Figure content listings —
● ● ● ● ● ● ●

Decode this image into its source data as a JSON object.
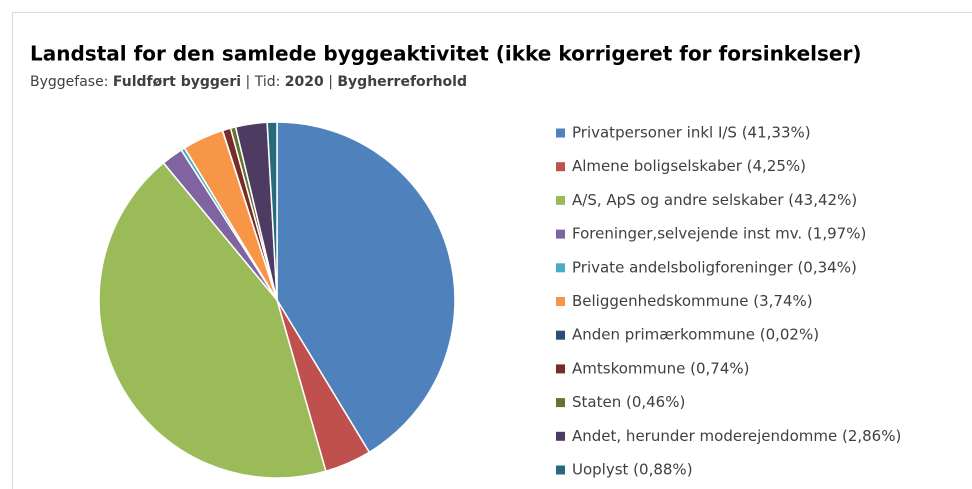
{
  "chart_data": {
    "type": "pie",
    "title": "Landstal for den samlede byggeaktivitet (ikke korrigeret for forsinkelser)",
    "subtitle": [
      {
        "text": "Byggefase: ",
        "bold": false
      },
      {
        "text": "Fuldført byggeri",
        "bold": true
      },
      {
        "text": " | Tid: ",
        "bold": false
      },
      {
        "text": "2020",
        "bold": true
      },
      {
        "text": " | ",
        "bold": false
      },
      {
        "text": "Bygherreforhold",
        "bold": true
      }
    ],
    "categories": [
      "Privatpersoner inkl I/S (41,33%)",
      "Almene boligselskaber (4,25%)",
      "A/S, ApS og andre selskaber (43,42%)",
      "Foreninger,selvejende inst mv. (1,97%)",
      "Private andelsboligforeninger (0,34%)",
      "Beliggenhedskommune (3,74%)",
      "Anden primærkommune (0,02%)",
      "Amtskommune (0,74%)",
      "Staten (0,46%)",
      "Andet, herunder moderejendomme (2,86%)",
      "Uoplyst (0,88%)"
    ],
    "values": [
      41.33,
      4.25,
      43.42,
      1.97,
      0.34,
      3.74,
      0.02,
      0.74,
      0.46,
      2.86,
      0.88
    ],
    "colors": [
      "#4f81bd",
      "#c0504d",
      "#9bbb59",
      "#8064a2",
      "#4bacc6",
      "#f79646",
      "#2c4d75",
      "#772c2a",
      "#5f7530",
      "#4d3b62",
      "#276a7c"
    ],
    "legend": "right"
  }
}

● ● ● ● ● ● ●

SET TASK —
Pictures don't belong in the copy. Restate all the entries exactly.

SOLUTION —
Decode this image into its source data as a JSON object.
{
  "chart_data": {
    "type": "pie",
    "title": "Landstal for den samlede byggeaktivitet (ikke korrigeret for forsinkelser)",
    "subtitle": [
      {
        "text": "Byggefase: ",
        "bold": false
      },
      {
        "text": "Fuldført byggeri",
        "bold": true
      },
      {
        "text": " | Tid: ",
        "bold": false
      },
      {
        "text": "2020",
        "bold": true
      },
      {
        "text": " | ",
        "bold": false
      },
      {
        "text": "Bygherreforhold",
        "bold": true
      }
    ],
    "categories": [
      "Privatpersoner inkl I/S (41,33%)",
      "Almene boligselskaber (4,25%)",
      "A/S, ApS og andre selskaber (43,42%)",
      "Foreninger,selvejende inst mv. (1,97%)",
      "Private andelsboligforeninger (0,34%)",
      "Beliggenhedskommune (3,74%)",
      "Anden primærkommune (0,02%)",
      "Amtskommune (0,74%)",
      "Staten (0,46%)",
      "Andet, herunder moderejendomme (2,86%)",
      "Uoplyst (0,88%)"
    ],
    "values": [
      41.33,
      4.25,
      43.42,
      1.97,
      0.34,
      3.74,
      0.02,
      0.74,
      0.46,
      2.86,
      0.88
    ],
    "colors": [
      "#4f81bd",
      "#c0504d",
      "#9bbb59",
      "#8064a2",
      "#4bacc6",
      "#f79646",
      "#2c4d75",
      "#772c2a",
      "#5f7530",
      "#4d3b62",
      "#276a7c"
    ],
    "legend": "right"
  }
}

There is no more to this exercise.